WHAT YOU HAVE TO DO: Copy all the data exactly, except the pictures.

━━━━━━━━━━━━━━━━

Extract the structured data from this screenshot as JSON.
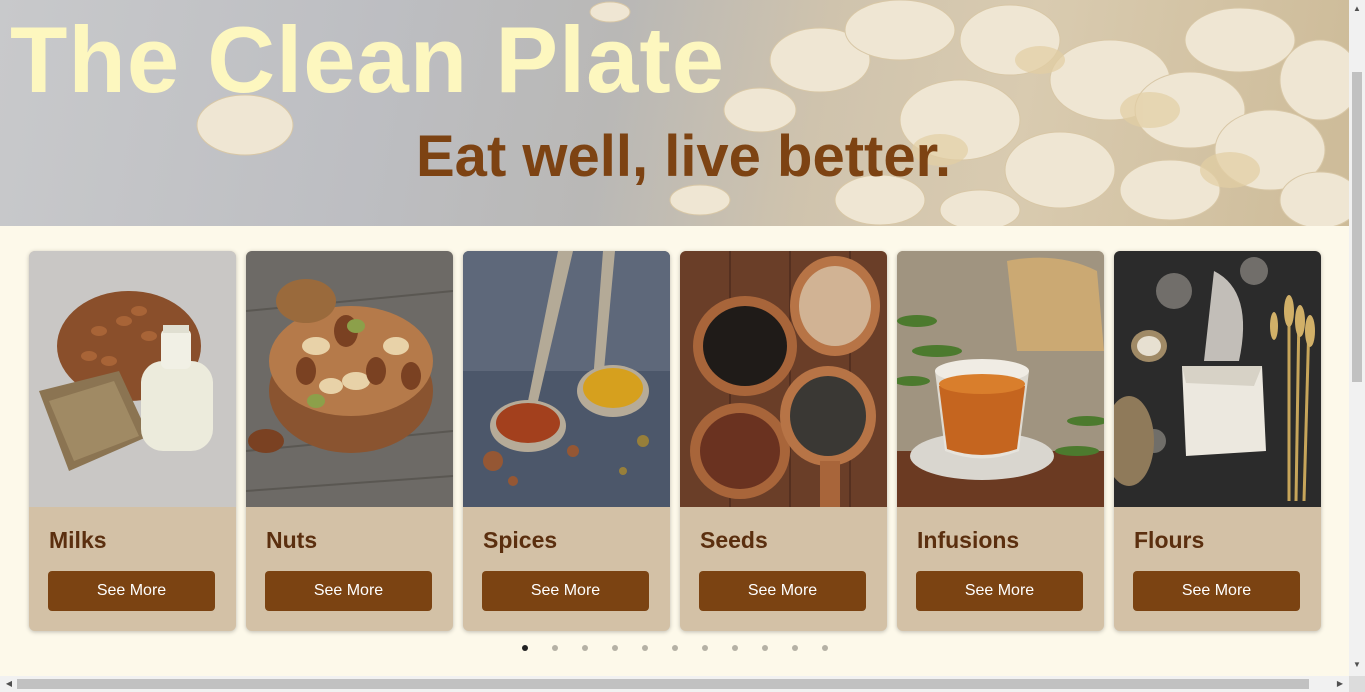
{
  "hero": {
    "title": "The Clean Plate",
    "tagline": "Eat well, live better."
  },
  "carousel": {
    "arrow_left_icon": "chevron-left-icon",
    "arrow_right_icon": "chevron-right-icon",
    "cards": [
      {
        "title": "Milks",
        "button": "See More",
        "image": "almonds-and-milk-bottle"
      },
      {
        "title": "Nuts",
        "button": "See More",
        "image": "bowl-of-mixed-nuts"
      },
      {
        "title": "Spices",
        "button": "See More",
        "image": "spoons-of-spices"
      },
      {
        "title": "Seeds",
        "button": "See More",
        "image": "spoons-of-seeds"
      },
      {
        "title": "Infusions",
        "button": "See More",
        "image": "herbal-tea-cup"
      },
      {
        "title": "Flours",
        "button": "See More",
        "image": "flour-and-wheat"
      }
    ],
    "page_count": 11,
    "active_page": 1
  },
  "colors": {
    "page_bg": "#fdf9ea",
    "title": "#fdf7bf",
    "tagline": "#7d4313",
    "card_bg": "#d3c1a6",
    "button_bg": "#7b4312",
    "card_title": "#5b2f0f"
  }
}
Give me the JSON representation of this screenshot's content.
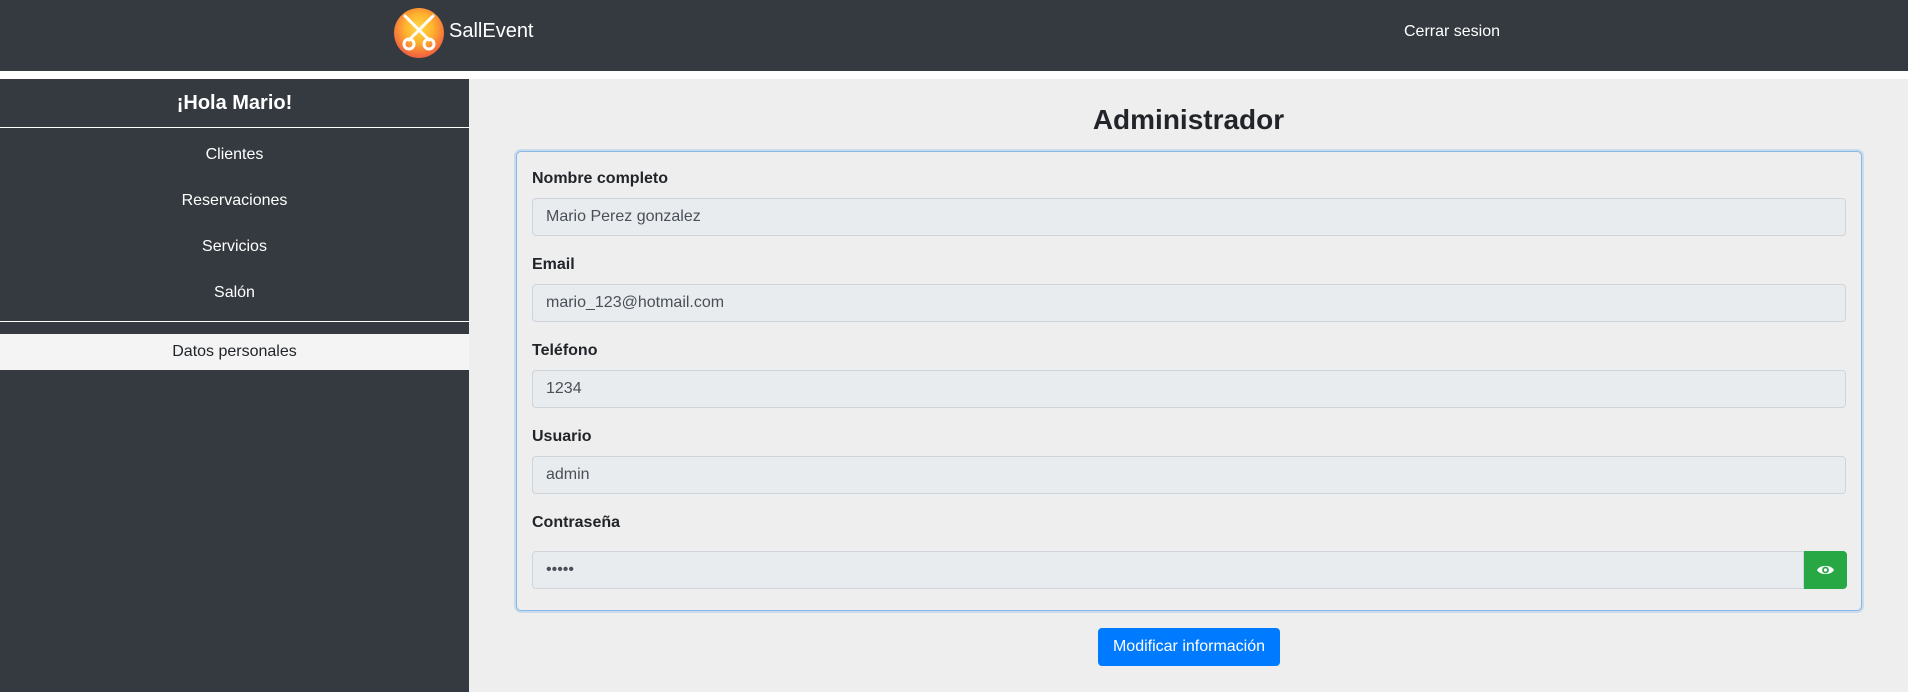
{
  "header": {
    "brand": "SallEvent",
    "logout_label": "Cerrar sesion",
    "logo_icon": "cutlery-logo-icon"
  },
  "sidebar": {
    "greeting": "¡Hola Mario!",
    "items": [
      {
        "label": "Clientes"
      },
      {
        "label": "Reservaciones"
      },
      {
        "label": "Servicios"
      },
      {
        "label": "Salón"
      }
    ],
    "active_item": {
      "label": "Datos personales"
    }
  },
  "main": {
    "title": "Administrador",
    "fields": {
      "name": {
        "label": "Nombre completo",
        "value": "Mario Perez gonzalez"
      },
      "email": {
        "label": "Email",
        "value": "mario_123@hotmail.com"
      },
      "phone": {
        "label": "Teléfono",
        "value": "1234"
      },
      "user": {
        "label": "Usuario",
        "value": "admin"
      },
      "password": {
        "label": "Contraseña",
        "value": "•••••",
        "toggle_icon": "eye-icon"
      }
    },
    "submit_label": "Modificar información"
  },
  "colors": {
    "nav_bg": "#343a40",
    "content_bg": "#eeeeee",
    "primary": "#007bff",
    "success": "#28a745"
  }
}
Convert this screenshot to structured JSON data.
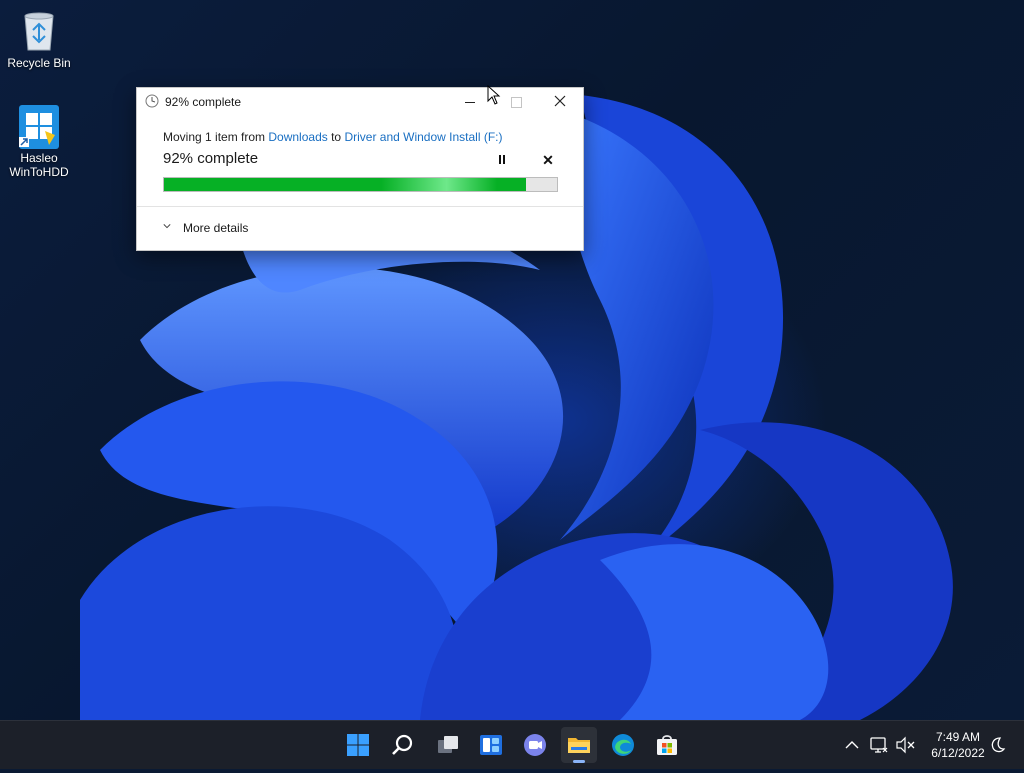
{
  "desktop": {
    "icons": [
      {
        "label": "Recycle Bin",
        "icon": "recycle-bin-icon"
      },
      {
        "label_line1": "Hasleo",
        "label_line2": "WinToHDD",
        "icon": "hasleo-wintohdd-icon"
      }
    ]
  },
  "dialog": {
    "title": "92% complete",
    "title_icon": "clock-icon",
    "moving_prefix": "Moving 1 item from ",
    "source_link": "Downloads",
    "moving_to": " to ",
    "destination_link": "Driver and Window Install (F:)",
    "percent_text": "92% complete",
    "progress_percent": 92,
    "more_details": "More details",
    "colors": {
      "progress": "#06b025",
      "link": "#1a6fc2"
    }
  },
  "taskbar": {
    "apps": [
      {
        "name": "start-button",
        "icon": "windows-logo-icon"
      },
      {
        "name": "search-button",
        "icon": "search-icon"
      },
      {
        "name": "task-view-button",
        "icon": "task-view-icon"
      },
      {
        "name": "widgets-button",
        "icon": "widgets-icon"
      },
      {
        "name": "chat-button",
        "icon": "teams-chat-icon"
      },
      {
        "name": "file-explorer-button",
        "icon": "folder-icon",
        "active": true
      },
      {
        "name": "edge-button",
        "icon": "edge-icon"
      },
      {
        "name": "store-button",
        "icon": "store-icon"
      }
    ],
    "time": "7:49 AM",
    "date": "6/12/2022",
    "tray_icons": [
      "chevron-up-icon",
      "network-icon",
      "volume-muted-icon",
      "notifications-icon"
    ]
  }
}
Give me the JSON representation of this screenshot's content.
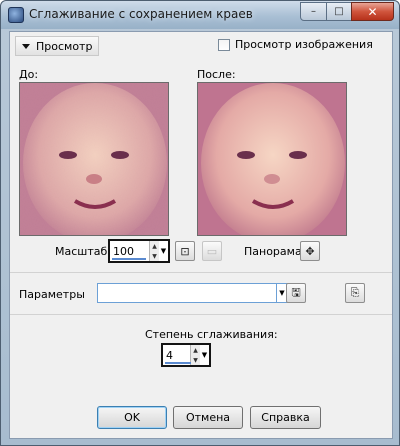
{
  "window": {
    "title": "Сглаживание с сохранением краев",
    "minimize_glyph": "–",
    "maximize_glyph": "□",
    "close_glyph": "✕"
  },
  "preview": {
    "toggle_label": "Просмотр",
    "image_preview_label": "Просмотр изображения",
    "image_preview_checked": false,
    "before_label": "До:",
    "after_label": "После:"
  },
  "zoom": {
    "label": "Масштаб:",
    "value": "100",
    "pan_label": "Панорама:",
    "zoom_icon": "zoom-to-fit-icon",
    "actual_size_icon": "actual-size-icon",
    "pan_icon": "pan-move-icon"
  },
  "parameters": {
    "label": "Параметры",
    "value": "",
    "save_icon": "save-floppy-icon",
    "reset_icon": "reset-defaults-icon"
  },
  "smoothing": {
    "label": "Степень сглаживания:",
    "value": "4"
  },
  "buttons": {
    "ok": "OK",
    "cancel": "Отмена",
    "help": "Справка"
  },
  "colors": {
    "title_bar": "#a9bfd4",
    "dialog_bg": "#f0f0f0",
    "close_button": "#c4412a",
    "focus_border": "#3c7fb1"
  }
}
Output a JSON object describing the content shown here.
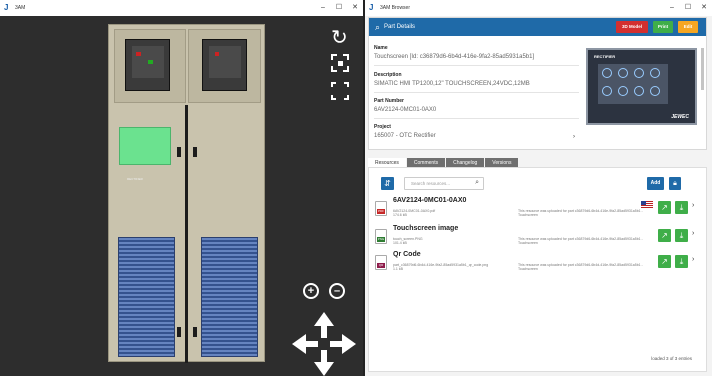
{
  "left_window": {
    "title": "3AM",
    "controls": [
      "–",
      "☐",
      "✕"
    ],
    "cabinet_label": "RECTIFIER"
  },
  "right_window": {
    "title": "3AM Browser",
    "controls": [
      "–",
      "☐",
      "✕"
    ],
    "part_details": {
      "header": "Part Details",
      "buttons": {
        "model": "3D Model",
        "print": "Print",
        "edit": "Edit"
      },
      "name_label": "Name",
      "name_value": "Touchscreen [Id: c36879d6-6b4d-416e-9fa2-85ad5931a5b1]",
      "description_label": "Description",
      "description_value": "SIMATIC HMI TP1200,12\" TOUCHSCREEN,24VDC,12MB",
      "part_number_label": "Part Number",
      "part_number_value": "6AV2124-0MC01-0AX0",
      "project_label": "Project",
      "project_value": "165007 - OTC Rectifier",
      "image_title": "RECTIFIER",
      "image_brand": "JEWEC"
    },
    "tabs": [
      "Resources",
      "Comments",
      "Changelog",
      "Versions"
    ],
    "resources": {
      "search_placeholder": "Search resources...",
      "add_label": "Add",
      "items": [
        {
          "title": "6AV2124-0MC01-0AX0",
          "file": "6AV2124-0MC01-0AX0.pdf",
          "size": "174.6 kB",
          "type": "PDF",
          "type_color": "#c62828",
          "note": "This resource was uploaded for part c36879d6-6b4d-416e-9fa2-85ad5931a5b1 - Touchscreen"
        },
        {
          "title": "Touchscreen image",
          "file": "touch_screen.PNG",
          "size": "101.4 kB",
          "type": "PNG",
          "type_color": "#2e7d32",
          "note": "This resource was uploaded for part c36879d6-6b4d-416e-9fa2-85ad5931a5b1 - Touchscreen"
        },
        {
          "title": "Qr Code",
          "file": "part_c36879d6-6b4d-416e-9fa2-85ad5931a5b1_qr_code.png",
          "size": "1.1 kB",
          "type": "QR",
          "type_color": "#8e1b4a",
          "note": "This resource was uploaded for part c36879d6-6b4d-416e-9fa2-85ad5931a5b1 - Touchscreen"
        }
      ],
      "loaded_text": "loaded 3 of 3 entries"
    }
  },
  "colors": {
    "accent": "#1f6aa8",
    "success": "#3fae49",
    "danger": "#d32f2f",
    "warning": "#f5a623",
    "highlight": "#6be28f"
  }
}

━━━━━━━━━━━━━━━━

SOLUTION:
Extract the structured data from this screenshot as JSON.
{
  "hero": {
    "title": "The Clean Plate",
    "tagline": "Eat well, live better."
  },
  "carousel": {
    "arrow_left_icon": "chevron-left-icon",
    "arrow_right_icon": "chevron-right-icon",
    "cards": [
      {
        "title": "Milks",
        "button": "See More",
        "image": "almonds-and-milk-bottle"
      },
      {
        "title": "Nuts",
        "button": "See More",
        "image": "bowl-of-mixed-nuts"
      },
      {
        "title": "Spices",
        "button": "See More",
        "image": "spoons-of-spices"
      },
      {
        "title": "Seeds",
        "button": "See More",
        "image": "spoons-of-seeds"
      },
      {
        "title": "Infusions",
        "button": "See More",
        "image": "herbal-tea-cup"
      },
      {
        "title": "Flours",
        "button": "See More",
        "image": "flour-and-wheat"
      }
    ],
    "page_count": 11,
    "active_page": 1
  },
  "colors": {
    "page_bg": "#fdf9ea",
    "title": "#fdf7bf",
    "tagline": "#7d4313",
    "card_bg": "#d3c1a6",
    "button_bg": "#7b4312",
    "card_title": "#5b2f0f"
  }
}
Give me the JSON representation of this screenshot's content.
{
  "header": {
    "brand": "SallEvent",
    "logout_label": "Cerrar sesion",
    "logo_icon": "cutlery-logo-icon"
  },
  "sidebar": {
    "greeting": "¡Hola Mario!",
    "items": [
      {
        "label": "Clientes"
      },
      {
        "label": "Reservaciones"
      },
      {
        "label": "Servicios"
      },
      {
        "label": "Salón"
      }
    ],
    "active_item": {
      "label": "Datos personales"
    }
  },
  "main": {
    "title": "Administrador",
    "fields": {
      "name": {
        "label": "Nombre completo",
        "value": "Mario Perez gonzalez"
      },
      "email": {
        "label": "Email",
        "value": "mario_123@hotmail.com"
      },
      "phone": {
        "label": "Teléfono",
        "value": "1234"
      },
      "user": {
        "label": "Usuario",
        "value": "admin"
      },
      "password": {
        "label": "Contraseña",
        "value": "•••••",
        "toggle_icon": "eye-icon"
      }
    },
    "submit_label": "Modificar información"
  },
  "colors": {
    "nav_bg": "#343a40",
    "content_bg": "#eeeeee",
    "primary": "#007bff",
    "success": "#28a745"
  }
}
Convert this screenshot to structured JSON data.
{
  "desktop": {
    "icons": [
      {
        "label": "Recycle Bin",
        "icon": "recycle-bin-icon"
      },
      {
        "label_line1": "Hasleo",
        "label_line2": "WinToHDD",
        "icon": "hasleo-wintohdd-icon"
      }
    ]
  },
  "dialog": {
    "title": "92% complete",
    "title_icon": "clock-icon",
    "moving_prefix": "Moving 1 item from ",
    "source_link": "Downloads",
    "moving_to": " to ",
    "destination_link": "Driver and Window Install (F:)",
    "percent_text": "92% complete",
    "progress_percent": 92,
    "more_details": "More details",
    "colors": {
      "progress": "#06b025",
      "link": "#1a6fc2"
    }
  },
  "taskbar": {
    "apps": [
      {
        "name": "start-button",
        "icon": "windows-logo-icon"
      },
      {
        "name": "search-button",
        "icon": "search-icon"
      },
      {
        "name": "task-view-button",
        "icon": "task-view-icon"
      },
      {
        "name": "widgets-button",
        "icon": "widgets-icon"
      },
      {
        "name": "chat-button",
        "icon": "teams-chat-icon"
      },
      {
        "name": "file-explorer-button",
        "icon": "folder-icon",
        "active": true
      },
      {
        "name": "edge-button",
        "icon": "edge-icon"
      },
      {
        "name": "store-button",
        "icon": "store-icon"
      }
    ],
    "time": "7:49 AM",
    "date": "6/12/2022",
    "tray_icons": [
      "chevron-up-icon",
      "network-icon",
      "volume-muted-icon",
      "notifications-icon"
    ]
  }
}
Give me the JSON representation of this screenshot's content.
{
  "window": {
    "title": "Сглаживание с сохранением краев",
    "minimize_glyph": "–",
    "maximize_glyph": "□",
    "close_glyph": "✕"
  },
  "preview": {
    "toggle_label": "Просмотр",
    "image_preview_label": "Просмотр изображения",
    "image_preview_checked": false,
    "before_label": "До:",
    "after_label": "После:"
  },
  "zoom": {
    "label": "Масштаб:",
    "value": "100",
    "pan_label": "Панорама:",
    "zoom_icon": "zoom-to-fit-icon",
    "actual_size_icon": "actual-size-icon",
    "pan_icon": "pan-move-icon"
  },
  "parameters": {
    "label": "Параметры",
    "value": "",
    "save_icon": "save-floppy-icon",
    "reset_icon": "reset-defaults-icon"
  },
  "smoothing": {
    "label": "Степень сглаживания:",
    "value": "4"
  },
  "buttons": {
    "ok": "OK",
    "cancel": "Отмена",
    "help": "Справка"
  },
  "colors": {
    "title_bar": "#a9bfd4",
    "dialog_bg": "#f0f0f0",
    "close_button": "#c4412a",
    "focus_border": "#3c7fb1"
  }
}
Output a JSON object describing the content shown here.
{
  "left_window": {
    "title": "3AM",
    "controls": [
      "–",
      "☐",
      "✕"
    ],
    "cabinet_label": "RECTIFIER"
  },
  "right_window": {
    "title": "3AM Browser",
    "controls": [
      "–",
      "☐",
      "✕"
    ],
    "part_details": {
      "header": "Part Details",
      "buttons": {
        "model": "3D Model",
        "print": "Print",
        "edit": "Edit"
      },
      "name_label": "Name",
      "name_value": "Touchscreen [Id: c36879d6-6b4d-416e-9fa2-85ad5931a5b1]",
      "description_label": "Description",
      "description_value": "SIMATIC HMI TP1200,12\" TOUCHSCREEN,24VDC,12MB",
      "part_number_label": "Part Number",
      "part_number_value": "6AV2124-0MC01-0AX0",
      "project_label": "Project",
      "project_value": "165007 - OTC Rectifier",
      "image_title": "RECTIFIER",
      "image_brand": "JEWEC"
    },
    "tabs": [
      "Resources",
      "Comments",
      "Changelog",
      "Versions"
    ],
    "resources": {
      "search_placeholder": "Search resources...",
      "add_label": "Add",
      "items": [
        {
          "title": "6AV2124-0MC01-0AX0",
          "file": "6AV2124-0MC01-0AX0.pdf",
          "size": "174.6 kB",
          "type": "PDF",
          "type_color": "#c62828",
          "note": "This resource was uploaded for part c36879d6-6b4d-416e-9fa2-85ad5931a5b1 - Touchscreen"
        },
        {
          "title": "Touchscreen image",
          "file": "touch_screen.PNG",
          "size": "101.4 kB",
          "type": "PNG",
          "type_color": "#2e7d32",
          "note": "This resource was uploaded for part c36879d6-6b4d-416e-9fa2-85ad5931a5b1 - Touchscreen"
        },
        {
          "title": "Qr Code",
          "file": "part_c36879d6-6b4d-416e-9fa2-85ad5931a5b1_qr_code.png",
          "size": "1.1 kB",
          "type": "QR",
          "type_color": "#8e1b4a",
          "note": "This resource was uploaded for part c36879d6-6b4d-416e-9fa2-85ad5931a5b1 - Touchscreen"
        }
      ],
      "loaded_text": "loaded 3 of 3 entries"
    }
  },
  "colors": {
    "accent": "#1f6aa8",
    "success": "#3fae49",
    "danger": "#d32f2f",
    "warning": "#f5a623",
    "highlight": "#6be28f"
  }
}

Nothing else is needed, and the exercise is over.